**Work instruction:** In the research extract, which PDB ID was used to validate docking for HDAC2?

::: Page extract :::

Figure 2. The chemical structures of Hits 1–5.

Figure 3. Identification of dual-targeting AXL/HDAC2 inhibitors. (A) Pharmacophore model based on AXL (F1 and F2 are hydrophobic characteristics, F3 is aromatic characteristics, and F4 is hydrogen bond donor characteristics). Pharmacophore characteristics are represented by spheres. Hydrogen bonds are represented by the black dotted line. (B) The identification process of dual–targeting AXL/HDAC2 inhibitors.

Figure 4. The docking validation using the co-crystal ligand and protein complex before setting screening threshold values and docking-based virtual screening. (A) The docking validation of AXL (PDB ID: 5U6B). (B) The docking validation of HDAC2 (PDB ID: 4LXZ). (yellow for native ligand, green for docking ligand).

Figure 5. The docking scores of Hits 1–5, TP0903 and SAHA. ^aBinding free energy between the compounds and the targets (lower binding free energies show stronger binding affinities).

Figure 6. The X-ray crystal structure and the predicted docking poses of Hits 1–5 at the AXL active site: (A,B) Hit-1; (C,D) Hit-2; (E,F) Hit-3; (G,H) Hit-4; (I,J) Hit-5. Compounds are indicated as sticks with different atom colours (red for Hit-1, green for Hit-2, cyan for Hit-3, orange for Hit-4, dark blue for Hit-5). AXL is colour-coded by gray. The surfaces of AXL are colour-coded by gray. Hydrogen bonds are indicated by dashed black lines.

Figure 7. The X-ray crystal structure and the predicted docking poses of Hits 1–5 at the HDAC2 active site: (A,B) Hit-1; (C,D) Hit-2; (E,F) Hit-3; (G,H) Hit-4; (I,J) Hit-5. Compounds are indicated as sticks with different atom colours (red for Hit-1, green for Hit-2, cyan for Hit-3, orange for Hit-4, dark blue for Hit-5). HDAC2 is colour-coded by gray. The surfaces of HDAC2 are colour-coded in gray. Hydrogen bonds are indicated by dashed black lines.

Table 1. The enzymatic inhibitory effects of Hits 1–5, TP0903 and SAHA in cell-free assays.

Compounds	AXL (IC50, nM)	HDAC2 (IC50, nM)
Hit-1	19.52 ± 0.63	7.49 ± 0.85
Hit-2	14.33 ± 0.78	6.65 ± 0.48
Hit-3	9.41 ± 0.76	4.06 ± 0.13
Hit-4	24.38 ± 1.27	8.37 ± 0.76
Hit-5	21.25 ± 1.81	8.89 ± 0.72
TP0903	26.23 ± 1.09	no inhibition
SAHA	no inhibition	9.02 ± 1.81

Table 2. The inhibitory effects of Hit-3 on other HDAC enzymes.

Target	IC50 (nM)	Target	IC50 (nM)

::: Records supplied :::

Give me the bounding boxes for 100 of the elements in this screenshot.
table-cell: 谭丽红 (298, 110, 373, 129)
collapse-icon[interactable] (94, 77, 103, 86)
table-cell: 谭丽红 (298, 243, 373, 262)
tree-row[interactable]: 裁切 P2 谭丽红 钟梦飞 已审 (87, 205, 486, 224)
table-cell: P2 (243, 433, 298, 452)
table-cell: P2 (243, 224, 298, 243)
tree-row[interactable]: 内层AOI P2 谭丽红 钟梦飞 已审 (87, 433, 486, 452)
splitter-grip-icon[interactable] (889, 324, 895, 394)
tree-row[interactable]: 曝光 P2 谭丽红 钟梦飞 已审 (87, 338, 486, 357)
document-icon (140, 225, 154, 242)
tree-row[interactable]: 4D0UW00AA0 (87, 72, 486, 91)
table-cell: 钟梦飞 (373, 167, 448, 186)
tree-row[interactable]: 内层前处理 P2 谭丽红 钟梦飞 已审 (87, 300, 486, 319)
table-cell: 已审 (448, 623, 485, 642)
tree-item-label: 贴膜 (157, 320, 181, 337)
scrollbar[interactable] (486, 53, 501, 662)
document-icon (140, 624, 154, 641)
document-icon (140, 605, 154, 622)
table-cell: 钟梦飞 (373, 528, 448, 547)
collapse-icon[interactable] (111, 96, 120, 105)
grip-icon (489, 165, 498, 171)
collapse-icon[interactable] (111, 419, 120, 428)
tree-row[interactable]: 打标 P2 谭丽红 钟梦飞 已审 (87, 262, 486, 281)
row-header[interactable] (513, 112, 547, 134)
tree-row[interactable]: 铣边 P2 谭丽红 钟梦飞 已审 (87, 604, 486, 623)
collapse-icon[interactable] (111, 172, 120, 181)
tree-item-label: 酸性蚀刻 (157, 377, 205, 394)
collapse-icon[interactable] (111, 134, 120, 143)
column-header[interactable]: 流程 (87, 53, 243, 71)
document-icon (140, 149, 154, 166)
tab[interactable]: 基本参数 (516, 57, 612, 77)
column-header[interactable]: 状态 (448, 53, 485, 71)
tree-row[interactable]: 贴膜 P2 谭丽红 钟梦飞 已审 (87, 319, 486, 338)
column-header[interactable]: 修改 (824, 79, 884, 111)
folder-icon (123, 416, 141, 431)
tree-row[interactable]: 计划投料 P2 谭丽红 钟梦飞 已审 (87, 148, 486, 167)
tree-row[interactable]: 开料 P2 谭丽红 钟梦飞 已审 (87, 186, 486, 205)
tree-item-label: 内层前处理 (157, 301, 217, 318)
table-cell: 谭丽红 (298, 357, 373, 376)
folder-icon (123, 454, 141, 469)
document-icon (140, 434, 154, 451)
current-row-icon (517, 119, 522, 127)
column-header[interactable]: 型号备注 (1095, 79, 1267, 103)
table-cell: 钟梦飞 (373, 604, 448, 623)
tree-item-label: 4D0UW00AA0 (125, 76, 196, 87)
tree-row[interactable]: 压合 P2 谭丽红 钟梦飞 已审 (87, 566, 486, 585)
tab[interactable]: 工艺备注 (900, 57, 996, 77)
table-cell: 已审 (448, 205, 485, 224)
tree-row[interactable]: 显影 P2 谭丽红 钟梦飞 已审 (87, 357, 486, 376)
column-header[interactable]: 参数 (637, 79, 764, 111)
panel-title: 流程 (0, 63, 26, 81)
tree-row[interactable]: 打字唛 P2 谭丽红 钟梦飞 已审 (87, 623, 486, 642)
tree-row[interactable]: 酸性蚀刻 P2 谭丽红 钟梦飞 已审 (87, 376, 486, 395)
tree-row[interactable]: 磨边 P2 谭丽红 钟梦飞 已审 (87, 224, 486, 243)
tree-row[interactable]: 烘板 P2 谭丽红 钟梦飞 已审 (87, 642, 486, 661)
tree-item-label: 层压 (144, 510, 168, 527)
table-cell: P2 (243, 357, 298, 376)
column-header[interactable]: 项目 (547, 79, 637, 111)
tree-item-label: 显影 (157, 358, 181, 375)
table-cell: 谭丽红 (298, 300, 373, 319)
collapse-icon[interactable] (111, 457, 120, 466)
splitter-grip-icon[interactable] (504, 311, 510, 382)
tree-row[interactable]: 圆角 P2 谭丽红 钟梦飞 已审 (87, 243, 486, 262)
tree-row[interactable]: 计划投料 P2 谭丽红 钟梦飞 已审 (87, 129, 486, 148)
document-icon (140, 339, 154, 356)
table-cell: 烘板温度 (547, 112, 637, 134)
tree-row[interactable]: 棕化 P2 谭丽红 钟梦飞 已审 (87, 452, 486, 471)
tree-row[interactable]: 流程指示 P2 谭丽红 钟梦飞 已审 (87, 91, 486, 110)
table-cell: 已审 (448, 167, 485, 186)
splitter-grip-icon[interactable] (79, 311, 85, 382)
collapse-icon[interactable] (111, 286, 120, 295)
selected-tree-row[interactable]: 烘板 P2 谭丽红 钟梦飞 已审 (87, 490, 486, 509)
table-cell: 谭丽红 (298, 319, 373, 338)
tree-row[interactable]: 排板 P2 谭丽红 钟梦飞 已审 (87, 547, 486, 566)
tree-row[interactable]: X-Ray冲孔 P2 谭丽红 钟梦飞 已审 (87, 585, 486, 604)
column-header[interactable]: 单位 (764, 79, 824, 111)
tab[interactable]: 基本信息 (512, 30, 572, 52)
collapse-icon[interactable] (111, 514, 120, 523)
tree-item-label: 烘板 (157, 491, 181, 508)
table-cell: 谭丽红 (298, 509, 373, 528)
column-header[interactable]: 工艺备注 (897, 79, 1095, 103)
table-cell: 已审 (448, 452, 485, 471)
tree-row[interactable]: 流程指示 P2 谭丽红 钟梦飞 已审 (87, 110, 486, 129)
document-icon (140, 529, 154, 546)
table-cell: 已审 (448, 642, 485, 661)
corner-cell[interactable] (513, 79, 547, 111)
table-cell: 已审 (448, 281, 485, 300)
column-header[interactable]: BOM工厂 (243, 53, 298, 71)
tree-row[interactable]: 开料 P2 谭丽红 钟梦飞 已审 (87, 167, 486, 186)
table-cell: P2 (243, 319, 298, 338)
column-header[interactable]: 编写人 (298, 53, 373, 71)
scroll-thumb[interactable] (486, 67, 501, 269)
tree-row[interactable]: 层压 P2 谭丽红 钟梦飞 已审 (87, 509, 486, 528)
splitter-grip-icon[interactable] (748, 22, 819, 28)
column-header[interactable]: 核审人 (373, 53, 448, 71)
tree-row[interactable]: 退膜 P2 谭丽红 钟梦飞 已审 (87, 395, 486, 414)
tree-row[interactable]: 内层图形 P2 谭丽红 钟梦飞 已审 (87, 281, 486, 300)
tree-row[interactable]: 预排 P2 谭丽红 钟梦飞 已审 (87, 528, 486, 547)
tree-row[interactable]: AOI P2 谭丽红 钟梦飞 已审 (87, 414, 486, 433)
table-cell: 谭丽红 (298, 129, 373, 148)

:::

**Result for this exercise:** 4LXZ